[Stored dataset items]

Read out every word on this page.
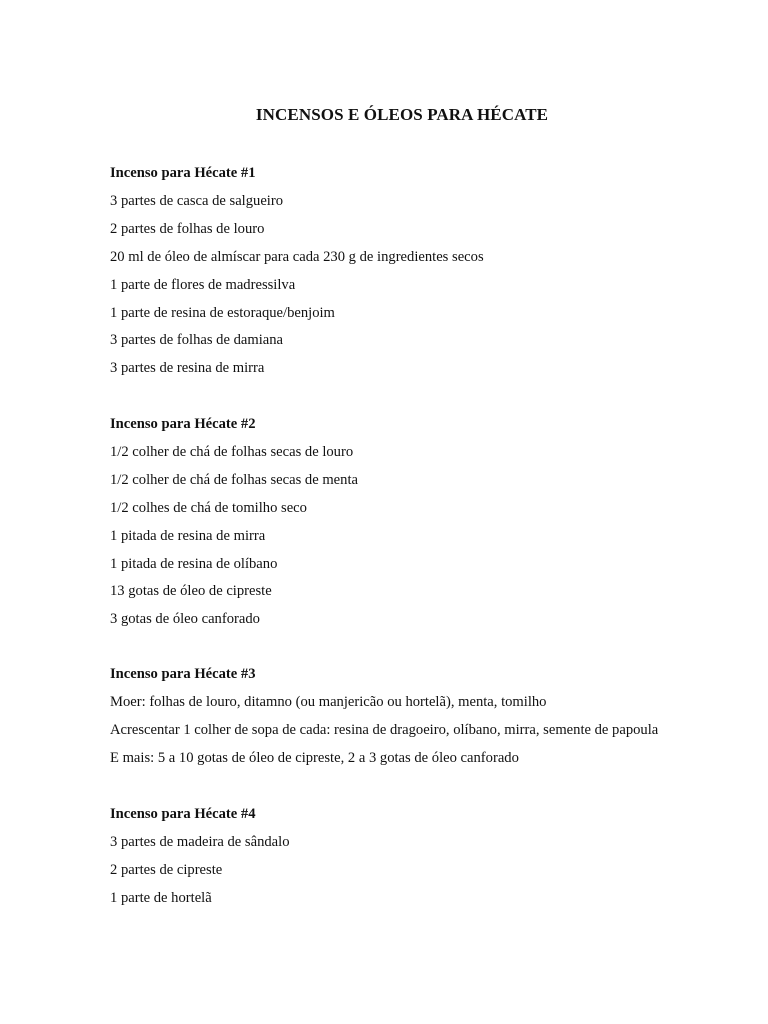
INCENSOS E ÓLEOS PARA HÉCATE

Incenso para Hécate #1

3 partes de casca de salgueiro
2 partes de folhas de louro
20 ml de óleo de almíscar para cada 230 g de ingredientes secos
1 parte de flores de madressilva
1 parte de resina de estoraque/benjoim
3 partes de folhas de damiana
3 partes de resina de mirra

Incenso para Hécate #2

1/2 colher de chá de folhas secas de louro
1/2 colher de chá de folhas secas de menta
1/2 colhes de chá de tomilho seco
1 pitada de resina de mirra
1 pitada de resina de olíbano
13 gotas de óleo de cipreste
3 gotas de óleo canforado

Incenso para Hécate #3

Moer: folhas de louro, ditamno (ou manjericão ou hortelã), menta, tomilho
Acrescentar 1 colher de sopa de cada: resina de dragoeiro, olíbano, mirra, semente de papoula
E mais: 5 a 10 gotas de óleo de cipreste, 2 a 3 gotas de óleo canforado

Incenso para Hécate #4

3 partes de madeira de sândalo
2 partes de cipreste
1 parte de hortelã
==
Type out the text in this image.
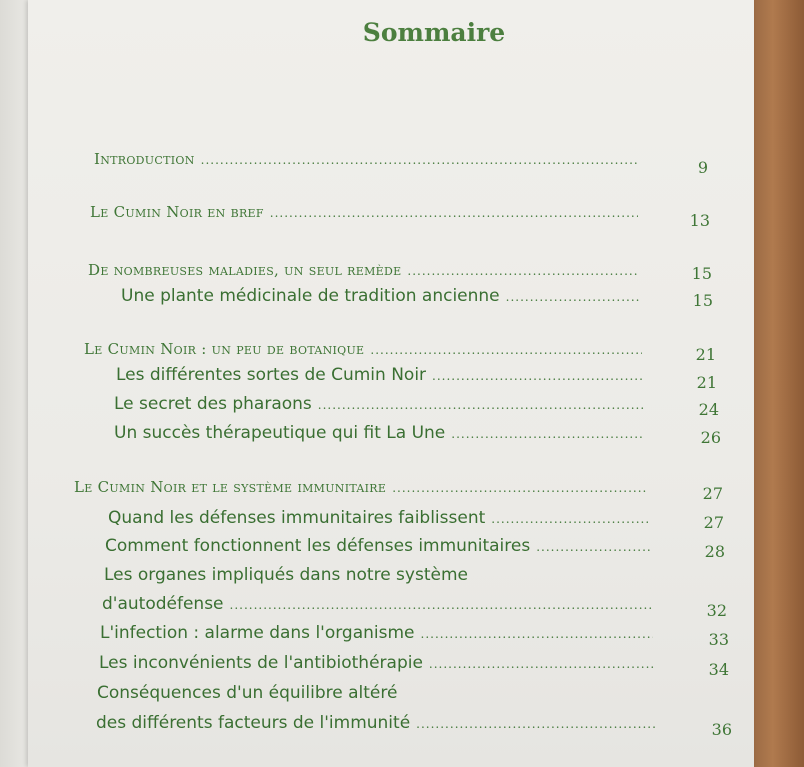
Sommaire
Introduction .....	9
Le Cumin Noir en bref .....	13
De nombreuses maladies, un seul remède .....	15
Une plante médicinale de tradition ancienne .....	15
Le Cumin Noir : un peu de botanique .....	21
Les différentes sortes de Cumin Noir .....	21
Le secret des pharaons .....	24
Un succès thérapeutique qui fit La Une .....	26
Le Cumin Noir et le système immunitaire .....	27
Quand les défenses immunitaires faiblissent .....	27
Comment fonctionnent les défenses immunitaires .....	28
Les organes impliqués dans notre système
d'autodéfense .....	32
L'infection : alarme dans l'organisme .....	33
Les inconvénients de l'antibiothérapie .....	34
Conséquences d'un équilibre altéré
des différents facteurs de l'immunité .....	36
==
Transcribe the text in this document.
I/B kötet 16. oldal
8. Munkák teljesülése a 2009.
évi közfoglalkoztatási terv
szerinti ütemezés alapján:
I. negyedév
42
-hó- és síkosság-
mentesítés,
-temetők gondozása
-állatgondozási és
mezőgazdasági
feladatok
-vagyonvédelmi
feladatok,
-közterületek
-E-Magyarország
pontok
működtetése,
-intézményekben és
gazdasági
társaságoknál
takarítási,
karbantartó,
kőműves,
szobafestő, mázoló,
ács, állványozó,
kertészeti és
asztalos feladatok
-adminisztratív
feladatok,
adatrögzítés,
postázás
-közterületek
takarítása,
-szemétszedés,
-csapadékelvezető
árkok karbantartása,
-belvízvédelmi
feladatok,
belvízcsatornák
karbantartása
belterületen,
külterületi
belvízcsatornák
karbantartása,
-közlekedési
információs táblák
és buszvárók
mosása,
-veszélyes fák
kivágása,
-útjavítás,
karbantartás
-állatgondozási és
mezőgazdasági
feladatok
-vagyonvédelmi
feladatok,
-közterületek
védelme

§ What you should do: Extract every line above containing the word "partes".

§ Correct response:
3 partes de casca de salgueiro
2 partes de folhas de louro
3 partes de folhas de damiana
3 partes de resina de mirra
3 partes de madeira de sândalo
2 partes de cipreste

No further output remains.